SET EXERCISE —
Copy, from the entries below, each line where the word "calibrated" can be found.

INFORMATION PROVIDED —
※ ※ ※
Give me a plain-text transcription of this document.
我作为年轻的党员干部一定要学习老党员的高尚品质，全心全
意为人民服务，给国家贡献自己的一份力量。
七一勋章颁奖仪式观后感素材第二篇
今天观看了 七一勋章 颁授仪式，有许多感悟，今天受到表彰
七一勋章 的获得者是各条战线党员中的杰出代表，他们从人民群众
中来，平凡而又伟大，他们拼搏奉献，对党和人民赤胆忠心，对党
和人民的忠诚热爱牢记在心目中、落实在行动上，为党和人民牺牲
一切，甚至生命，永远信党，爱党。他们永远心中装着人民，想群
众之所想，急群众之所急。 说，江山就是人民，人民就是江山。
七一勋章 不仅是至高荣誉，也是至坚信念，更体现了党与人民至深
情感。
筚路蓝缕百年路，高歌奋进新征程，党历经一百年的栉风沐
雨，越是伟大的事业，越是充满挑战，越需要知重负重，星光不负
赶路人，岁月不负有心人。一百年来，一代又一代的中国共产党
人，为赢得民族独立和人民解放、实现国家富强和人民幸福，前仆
※ ※ ※
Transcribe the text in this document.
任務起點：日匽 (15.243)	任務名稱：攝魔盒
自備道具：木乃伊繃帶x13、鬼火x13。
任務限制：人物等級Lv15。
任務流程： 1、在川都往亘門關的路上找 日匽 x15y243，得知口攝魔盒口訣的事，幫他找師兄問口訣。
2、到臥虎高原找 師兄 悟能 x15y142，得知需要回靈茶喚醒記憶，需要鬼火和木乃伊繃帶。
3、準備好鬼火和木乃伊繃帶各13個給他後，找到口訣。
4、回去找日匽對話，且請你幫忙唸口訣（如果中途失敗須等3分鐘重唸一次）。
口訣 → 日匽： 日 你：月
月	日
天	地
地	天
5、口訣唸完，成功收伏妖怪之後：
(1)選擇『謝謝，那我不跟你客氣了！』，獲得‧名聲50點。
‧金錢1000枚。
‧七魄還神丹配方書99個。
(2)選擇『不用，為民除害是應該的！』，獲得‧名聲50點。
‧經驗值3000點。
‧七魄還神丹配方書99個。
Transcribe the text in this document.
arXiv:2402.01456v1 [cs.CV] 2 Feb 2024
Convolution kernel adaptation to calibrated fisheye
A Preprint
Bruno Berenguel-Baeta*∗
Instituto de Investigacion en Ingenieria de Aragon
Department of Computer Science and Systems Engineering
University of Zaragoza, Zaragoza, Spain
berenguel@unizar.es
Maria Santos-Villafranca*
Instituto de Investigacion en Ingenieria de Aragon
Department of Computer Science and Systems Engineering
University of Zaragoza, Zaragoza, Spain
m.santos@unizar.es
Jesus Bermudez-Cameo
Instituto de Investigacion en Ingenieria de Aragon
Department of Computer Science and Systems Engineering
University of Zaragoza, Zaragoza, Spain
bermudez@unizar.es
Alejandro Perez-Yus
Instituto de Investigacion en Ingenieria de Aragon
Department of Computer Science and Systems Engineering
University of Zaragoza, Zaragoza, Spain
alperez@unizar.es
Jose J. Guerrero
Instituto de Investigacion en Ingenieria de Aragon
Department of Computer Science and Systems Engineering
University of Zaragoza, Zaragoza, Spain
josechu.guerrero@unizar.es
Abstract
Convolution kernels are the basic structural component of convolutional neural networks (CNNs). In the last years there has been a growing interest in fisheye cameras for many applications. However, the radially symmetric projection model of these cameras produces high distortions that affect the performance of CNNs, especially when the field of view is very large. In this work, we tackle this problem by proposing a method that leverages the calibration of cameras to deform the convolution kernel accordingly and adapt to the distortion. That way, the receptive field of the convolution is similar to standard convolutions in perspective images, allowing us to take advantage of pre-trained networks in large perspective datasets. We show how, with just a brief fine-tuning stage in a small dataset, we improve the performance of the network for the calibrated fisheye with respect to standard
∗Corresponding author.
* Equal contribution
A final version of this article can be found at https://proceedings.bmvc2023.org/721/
※ ※ ※
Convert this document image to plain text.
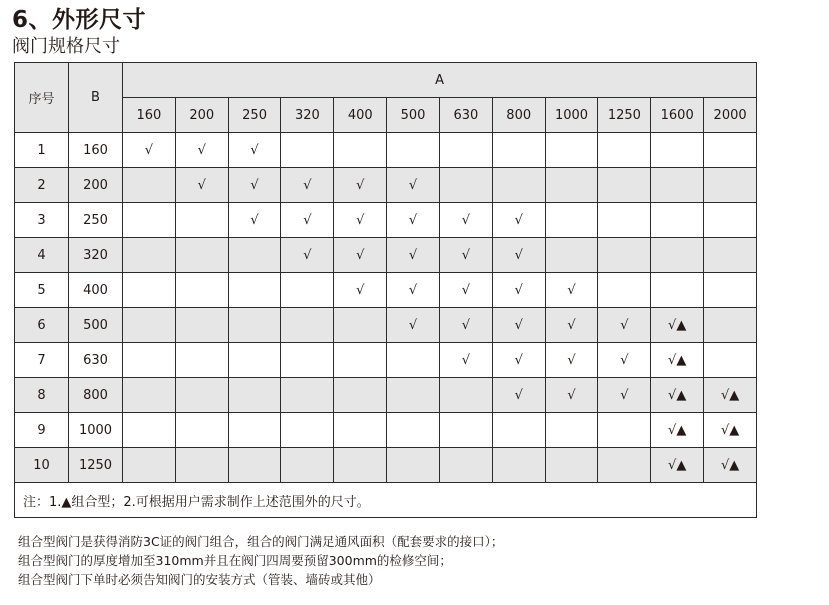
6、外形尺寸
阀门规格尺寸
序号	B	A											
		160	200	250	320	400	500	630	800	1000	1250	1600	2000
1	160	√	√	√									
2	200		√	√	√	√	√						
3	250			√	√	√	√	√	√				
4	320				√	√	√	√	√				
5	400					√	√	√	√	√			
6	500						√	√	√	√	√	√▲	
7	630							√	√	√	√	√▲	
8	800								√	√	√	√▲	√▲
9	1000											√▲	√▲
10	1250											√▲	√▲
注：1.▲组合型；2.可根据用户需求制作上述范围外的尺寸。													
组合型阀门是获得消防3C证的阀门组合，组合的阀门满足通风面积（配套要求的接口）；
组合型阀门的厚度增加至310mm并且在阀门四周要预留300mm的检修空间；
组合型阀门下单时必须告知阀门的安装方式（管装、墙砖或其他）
※ ※ ※
RESULT OF THIS EXERCISE —
Convolution kernel adaptation to calibrated fisheye
Convolution kernels are the basic structural component of convolutional neural networks (CNNs). In the last years there has been a growing interest in fisheye cameras for many applications. However, the radially symmetric projection model of these cameras produces high distortions that affect the performance of CNNs, especially when the field of view is very large. In this work, we tackle this problem by proposing a method that leverages the calibration of cameras to deform the convolution kernel accordingly and adapt to the distortion. That way, the receptive field of the convolution is similar to standard convolutions in perspective images, allowing us to take advantage of pre-trained networks in large perspective datasets. We show how, with just a brief fine-tuning stage in a small dataset, we improve the performance of the network for the calibrated fisheye with respect to standard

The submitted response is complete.